• [RECORDS TO PROCESS]

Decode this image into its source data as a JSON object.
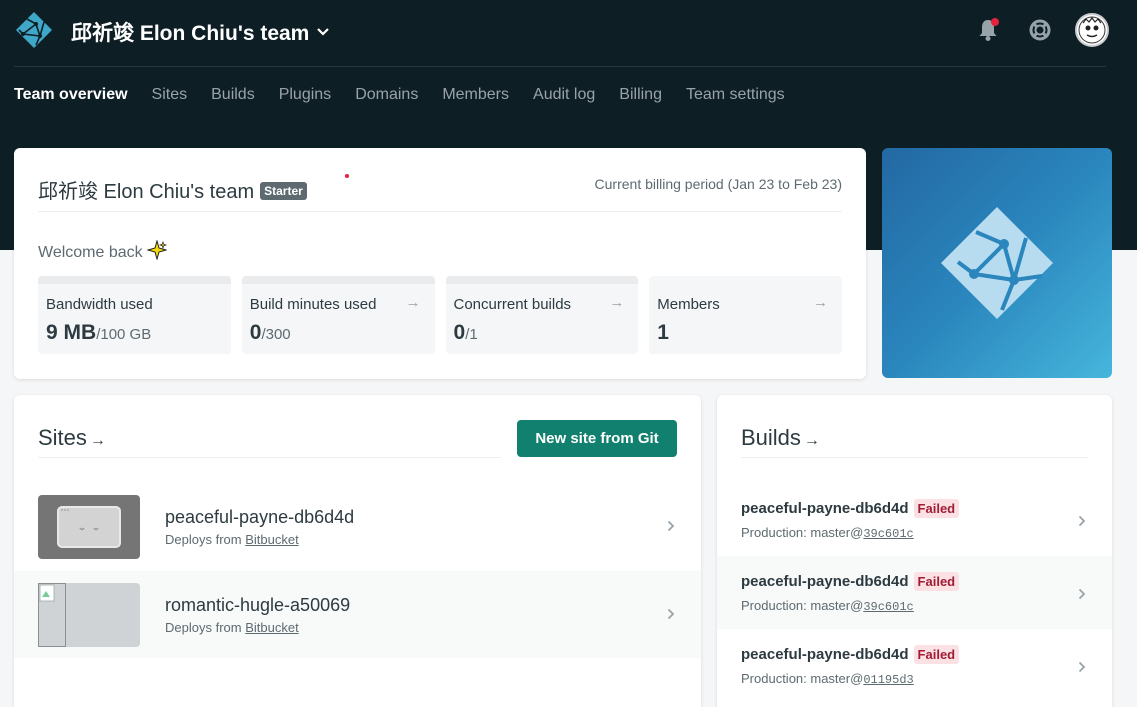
{
  "header": {
    "team_name": "邱祈竣 Elon Chiu's team"
  },
  "nav": {
    "items": [
      "Team overview",
      "Sites",
      "Builds",
      "Plugins",
      "Domains",
      "Members",
      "Audit log",
      "Billing",
      "Team settings"
    ],
    "active": "Team overview"
  },
  "team_card": {
    "title": "邱祈竣 Elon Chiu's team",
    "plan_badge": "Starter",
    "billing_period": "Current billing period (Jan 23 to Feb 23)",
    "welcome": "Welcome back",
    "stats": [
      {
        "label": "Bandwidth used",
        "value": "9 MB",
        "limit": "/100 GB",
        "arrow": ""
      },
      {
        "label": "Build minutes used",
        "value": "0",
        "limit": "/300",
        "arrow": "→"
      },
      {
        "label": "Concurrent builds",
        "value": "0",
        "limit": "/1",
        "arrow": "→"
      },
      {
        "label": "Members",
        "value": "1",
        "limit": "",
        "arrow": "→"
      }
    ]
  },
  "sites": {
    "title": "Sites",
    "arrow": "→",
    "new_button": "New site from Git",
    "items": [
      {
        "name": "peaceful-payne-db6d4d",
        "deploy_prefix": "Deploys from ",
        "provider": "Bitbucket"
      },
      {
        "name": "romantic-hugle-a50069",
        "deploy_prefix": "Deploys from ",
        "provider": "Bitbucket"
      }
    ]
  },
  "builds": {
    "title": "Builds",
    "arrow": "→",
    "items": [
      {
        "name": "peaceful-payne-db6d4d",
        "status": "Failed",
        "context": "Production: ",
        "ref": "master@",
        "sha": "39c601c"
      },
      {
        "name": "peaceful-payne-db6d4d",
        "status": "Failed",
        "context": "Production: ",
        "ref": "master@",
        "sha": "39c601c"
      },
      {
        "name": "peaceful-payne-db6d4d",
        "status": "Failed",
        "context": "Production: ",
        "ref": "master@",
        "sha": "01195d3"
      }
    ]
  },
  "colors": {
    "header_bg": "#0e1e25",
    "primary_button": "#12806e",
    "failed_bg": "#fbe0e4",
    "failed_text": "#a01d35",
    "notification_dot": "#e5213b"
  }
}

• [WHAT IS ASKED]
Copy each line in full and exactly, omitting any picture.

• [WRITTEN ANSWER]
Decode this image into its source data as a JSON object.
{
  "header": {
    "team_name": "邱祈竣 Elon Chiu's team"
  },
  "nav": {
    "items": [
      "Team overview",
      "Sites",
      "Builds",
      "Plugins",
      "Domains",
      "Members",
      "Audit log",
      "Billing",
      "Team settings"
    ],
    "active": "Team overview"
  },
  "team_card": {
    "title": "邱祈竣 Elon Chiu's team",
    "plan_badge": "Starter",
    "billing_period": "Current billing period (Jan 23 to Feb 23)",
    "welcome": "Welcome back",
    "stats": [
      {
        "label": "Bandwidth used",
        "value": "9 MB",
        "limit": "/100 GB",
        "arrow": ""
      },
      {
        "label": "Build minutes used",
        "value": "0",
        "limit": "/300",
        "arrow": "→"
      },
      {
        "label": "Concurrent builds",
        "value": "0",
        "limit": "/1",
        "arrow": "→"
      },
      {
        "label": "Members",
        "value": "1",
        "limit": "",
        "arrow": "→"
      }
    ]
  },
  "sites": {
    "title": "Sites",
    "arrow": "→",
    "new_button": "New site from Git",
    "items": [
      {
        "name": "peaceful-payne-db6d4d",
        "deploy_prefix": "Deploys from ",
        "provider": "Bitbucket"
      },
      {
        "name": "romantic-hugle-a50069",
        "deploy_prefix": "Deploys from ",
        "provider": "Bitbucket"
      }
    ]
  },
  "builds": {
    "title": "Builds",
    "arrow": "→",
    "items": [
      {
        "name": "peaceful-payne-db6d4d",
        "status": "Failed",
        "context": "Production: ",
        "ref": "master@",
        "sha": "39c601c"
      },
      {
        "name": "peaceful-payne-db6d4d",
        "status": "Failed",
        "context": "Production: ",
        "ref": "master@",
        "sha": "39c601c"
      },
      {
        "name": "peaceful-payne-db6d4d",
        "status": "Failed",
        "context": "Production: ",
        "ref": "master@",
        "sha": "01195d3"
      }
    ]
  },
  "colors": {
    "header_bg": "#0e1e25",
    "primary_button": "#12806e",
    "failed_bg": "#fbe0e4",
    "failed_text": "#a01d35",
    "notification_dot": "#e5213b"
  }
}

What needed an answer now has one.